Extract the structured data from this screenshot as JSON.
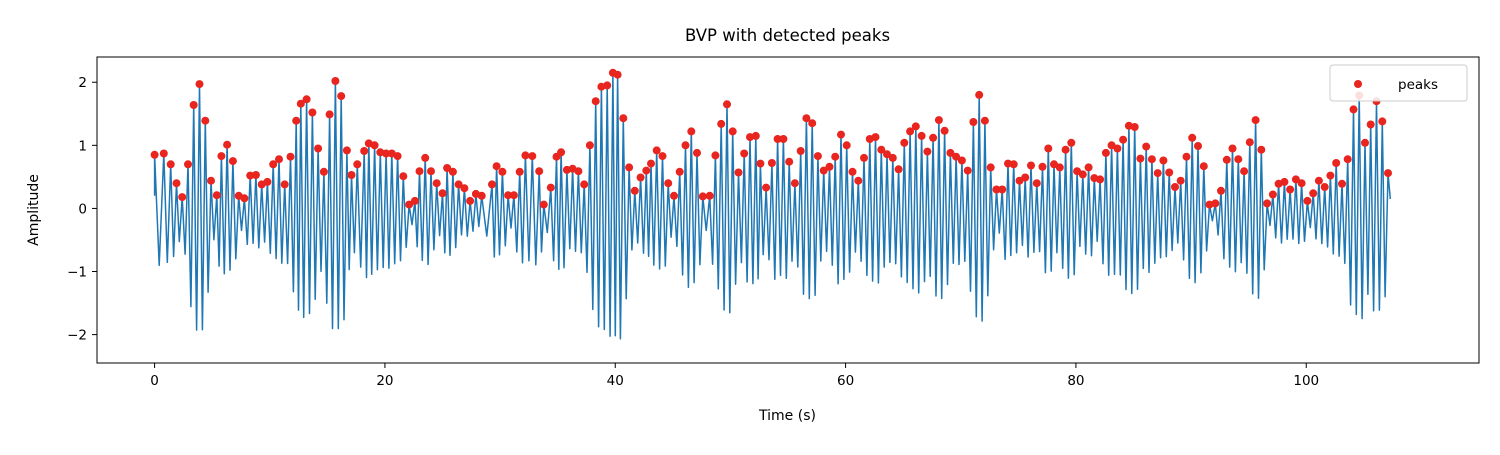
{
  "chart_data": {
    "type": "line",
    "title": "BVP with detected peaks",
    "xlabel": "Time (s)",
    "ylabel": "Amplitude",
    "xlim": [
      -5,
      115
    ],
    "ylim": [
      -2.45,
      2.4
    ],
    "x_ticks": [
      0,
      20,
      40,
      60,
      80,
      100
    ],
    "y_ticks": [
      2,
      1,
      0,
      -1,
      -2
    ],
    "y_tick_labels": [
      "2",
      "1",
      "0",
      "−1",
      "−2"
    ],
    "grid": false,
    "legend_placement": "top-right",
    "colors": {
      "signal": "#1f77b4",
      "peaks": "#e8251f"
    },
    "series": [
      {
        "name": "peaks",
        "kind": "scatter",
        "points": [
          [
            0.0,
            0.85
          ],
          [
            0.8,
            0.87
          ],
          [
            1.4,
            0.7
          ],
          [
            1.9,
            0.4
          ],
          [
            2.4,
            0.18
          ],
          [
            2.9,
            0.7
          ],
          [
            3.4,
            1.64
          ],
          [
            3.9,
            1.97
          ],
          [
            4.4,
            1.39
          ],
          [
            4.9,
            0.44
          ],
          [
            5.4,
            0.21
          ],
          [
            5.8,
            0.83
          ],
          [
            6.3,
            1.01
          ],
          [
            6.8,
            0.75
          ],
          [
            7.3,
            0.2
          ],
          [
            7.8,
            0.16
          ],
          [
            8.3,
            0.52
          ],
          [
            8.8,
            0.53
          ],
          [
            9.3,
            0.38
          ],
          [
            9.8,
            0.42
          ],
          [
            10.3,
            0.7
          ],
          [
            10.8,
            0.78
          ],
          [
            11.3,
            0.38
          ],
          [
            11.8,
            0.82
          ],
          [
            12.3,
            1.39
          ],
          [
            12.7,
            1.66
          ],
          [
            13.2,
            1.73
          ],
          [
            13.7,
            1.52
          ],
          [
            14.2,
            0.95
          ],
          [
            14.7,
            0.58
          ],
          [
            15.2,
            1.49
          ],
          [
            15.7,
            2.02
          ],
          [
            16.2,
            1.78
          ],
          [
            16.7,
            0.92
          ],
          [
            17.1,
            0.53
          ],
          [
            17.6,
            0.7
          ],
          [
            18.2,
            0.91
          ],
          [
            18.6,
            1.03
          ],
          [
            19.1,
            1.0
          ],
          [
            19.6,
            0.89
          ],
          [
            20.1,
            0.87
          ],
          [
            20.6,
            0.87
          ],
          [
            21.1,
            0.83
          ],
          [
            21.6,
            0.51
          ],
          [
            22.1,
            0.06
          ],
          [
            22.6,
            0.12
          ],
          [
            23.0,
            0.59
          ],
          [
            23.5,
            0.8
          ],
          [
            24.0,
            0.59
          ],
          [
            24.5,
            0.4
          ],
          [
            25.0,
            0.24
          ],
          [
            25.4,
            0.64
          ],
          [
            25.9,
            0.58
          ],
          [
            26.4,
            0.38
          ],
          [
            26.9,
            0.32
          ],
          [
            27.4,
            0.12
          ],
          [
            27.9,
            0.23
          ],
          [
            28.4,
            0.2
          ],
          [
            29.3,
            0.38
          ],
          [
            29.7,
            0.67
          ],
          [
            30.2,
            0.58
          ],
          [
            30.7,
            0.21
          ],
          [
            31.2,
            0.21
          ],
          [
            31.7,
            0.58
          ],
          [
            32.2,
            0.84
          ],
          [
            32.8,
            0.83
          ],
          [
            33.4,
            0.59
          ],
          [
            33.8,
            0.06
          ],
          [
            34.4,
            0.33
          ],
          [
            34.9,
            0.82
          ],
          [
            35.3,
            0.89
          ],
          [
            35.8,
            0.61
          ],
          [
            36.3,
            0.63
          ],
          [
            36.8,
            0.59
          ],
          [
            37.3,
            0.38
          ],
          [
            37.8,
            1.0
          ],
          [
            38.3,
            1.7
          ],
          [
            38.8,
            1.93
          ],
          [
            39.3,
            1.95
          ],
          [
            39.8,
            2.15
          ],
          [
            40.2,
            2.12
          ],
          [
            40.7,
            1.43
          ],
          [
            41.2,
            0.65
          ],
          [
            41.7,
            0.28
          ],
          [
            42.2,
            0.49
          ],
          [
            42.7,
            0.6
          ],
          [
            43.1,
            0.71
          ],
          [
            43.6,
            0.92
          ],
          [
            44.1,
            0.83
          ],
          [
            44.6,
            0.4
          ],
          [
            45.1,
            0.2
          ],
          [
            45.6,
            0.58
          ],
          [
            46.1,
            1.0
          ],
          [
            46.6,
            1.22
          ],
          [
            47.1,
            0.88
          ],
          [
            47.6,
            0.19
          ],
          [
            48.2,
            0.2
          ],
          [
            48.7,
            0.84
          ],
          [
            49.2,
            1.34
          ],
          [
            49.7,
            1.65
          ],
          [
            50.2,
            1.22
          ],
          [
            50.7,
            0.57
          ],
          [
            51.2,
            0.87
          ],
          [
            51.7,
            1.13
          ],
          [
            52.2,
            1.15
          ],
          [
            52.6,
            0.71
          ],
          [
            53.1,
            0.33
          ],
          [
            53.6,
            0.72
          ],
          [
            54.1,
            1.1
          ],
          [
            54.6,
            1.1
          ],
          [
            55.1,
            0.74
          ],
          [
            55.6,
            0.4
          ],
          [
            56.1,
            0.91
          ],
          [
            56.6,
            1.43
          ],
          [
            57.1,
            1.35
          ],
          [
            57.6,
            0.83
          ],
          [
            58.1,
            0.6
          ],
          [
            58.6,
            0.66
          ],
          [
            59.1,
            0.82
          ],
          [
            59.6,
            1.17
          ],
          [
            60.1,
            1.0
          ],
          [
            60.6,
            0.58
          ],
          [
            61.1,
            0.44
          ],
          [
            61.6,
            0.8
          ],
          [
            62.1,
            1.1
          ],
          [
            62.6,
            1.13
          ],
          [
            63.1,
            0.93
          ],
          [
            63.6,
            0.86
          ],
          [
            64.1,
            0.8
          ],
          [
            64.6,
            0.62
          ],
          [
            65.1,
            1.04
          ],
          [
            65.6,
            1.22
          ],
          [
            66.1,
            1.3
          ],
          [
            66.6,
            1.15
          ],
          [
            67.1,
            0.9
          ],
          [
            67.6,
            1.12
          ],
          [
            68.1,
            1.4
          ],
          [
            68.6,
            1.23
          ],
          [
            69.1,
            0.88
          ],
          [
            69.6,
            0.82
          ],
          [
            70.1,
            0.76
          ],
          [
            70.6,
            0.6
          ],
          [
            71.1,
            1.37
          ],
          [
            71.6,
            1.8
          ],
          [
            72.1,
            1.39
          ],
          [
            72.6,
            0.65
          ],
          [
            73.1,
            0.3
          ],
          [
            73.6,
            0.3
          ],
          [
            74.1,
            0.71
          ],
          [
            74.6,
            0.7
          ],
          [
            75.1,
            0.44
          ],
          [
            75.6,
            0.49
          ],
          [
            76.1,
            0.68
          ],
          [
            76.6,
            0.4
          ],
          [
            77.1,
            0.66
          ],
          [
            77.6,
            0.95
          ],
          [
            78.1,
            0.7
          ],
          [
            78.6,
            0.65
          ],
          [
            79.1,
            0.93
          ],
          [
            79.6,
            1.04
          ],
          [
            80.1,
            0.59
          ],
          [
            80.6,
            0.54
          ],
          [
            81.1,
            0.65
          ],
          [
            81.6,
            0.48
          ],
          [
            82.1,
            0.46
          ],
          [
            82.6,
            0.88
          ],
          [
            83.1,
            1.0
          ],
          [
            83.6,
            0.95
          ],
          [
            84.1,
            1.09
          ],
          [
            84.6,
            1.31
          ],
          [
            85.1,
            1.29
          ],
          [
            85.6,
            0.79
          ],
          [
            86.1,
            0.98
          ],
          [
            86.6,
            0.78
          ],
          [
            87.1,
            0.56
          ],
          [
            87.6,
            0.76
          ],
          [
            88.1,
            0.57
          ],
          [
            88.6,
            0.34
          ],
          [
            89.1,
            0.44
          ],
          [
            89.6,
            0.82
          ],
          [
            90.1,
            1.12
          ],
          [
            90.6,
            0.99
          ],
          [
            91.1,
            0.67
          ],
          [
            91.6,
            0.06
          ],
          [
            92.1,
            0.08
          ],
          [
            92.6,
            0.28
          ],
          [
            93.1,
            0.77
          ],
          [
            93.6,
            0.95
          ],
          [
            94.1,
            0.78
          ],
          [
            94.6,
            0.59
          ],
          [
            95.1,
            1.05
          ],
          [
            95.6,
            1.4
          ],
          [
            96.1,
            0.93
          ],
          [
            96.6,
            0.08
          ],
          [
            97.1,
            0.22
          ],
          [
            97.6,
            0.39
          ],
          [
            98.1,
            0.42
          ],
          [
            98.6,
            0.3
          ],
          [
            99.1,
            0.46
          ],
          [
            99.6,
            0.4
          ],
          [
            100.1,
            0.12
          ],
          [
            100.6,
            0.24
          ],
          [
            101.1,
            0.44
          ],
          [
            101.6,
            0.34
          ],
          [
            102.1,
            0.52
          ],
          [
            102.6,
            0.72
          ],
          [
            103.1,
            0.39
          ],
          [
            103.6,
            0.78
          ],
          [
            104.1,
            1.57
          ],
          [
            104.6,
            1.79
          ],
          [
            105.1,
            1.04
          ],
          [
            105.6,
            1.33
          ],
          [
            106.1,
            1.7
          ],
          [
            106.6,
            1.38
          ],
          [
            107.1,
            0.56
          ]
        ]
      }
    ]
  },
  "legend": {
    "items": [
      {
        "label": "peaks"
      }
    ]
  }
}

- _What this task involves_
Where a line holds the string "peaks", copy that line.

- _Reply to the exercise_
    "title": "BVP with detected peaks",
      "peaks": "#e8251f"
        "name": "peaks",
        "label": "peaks"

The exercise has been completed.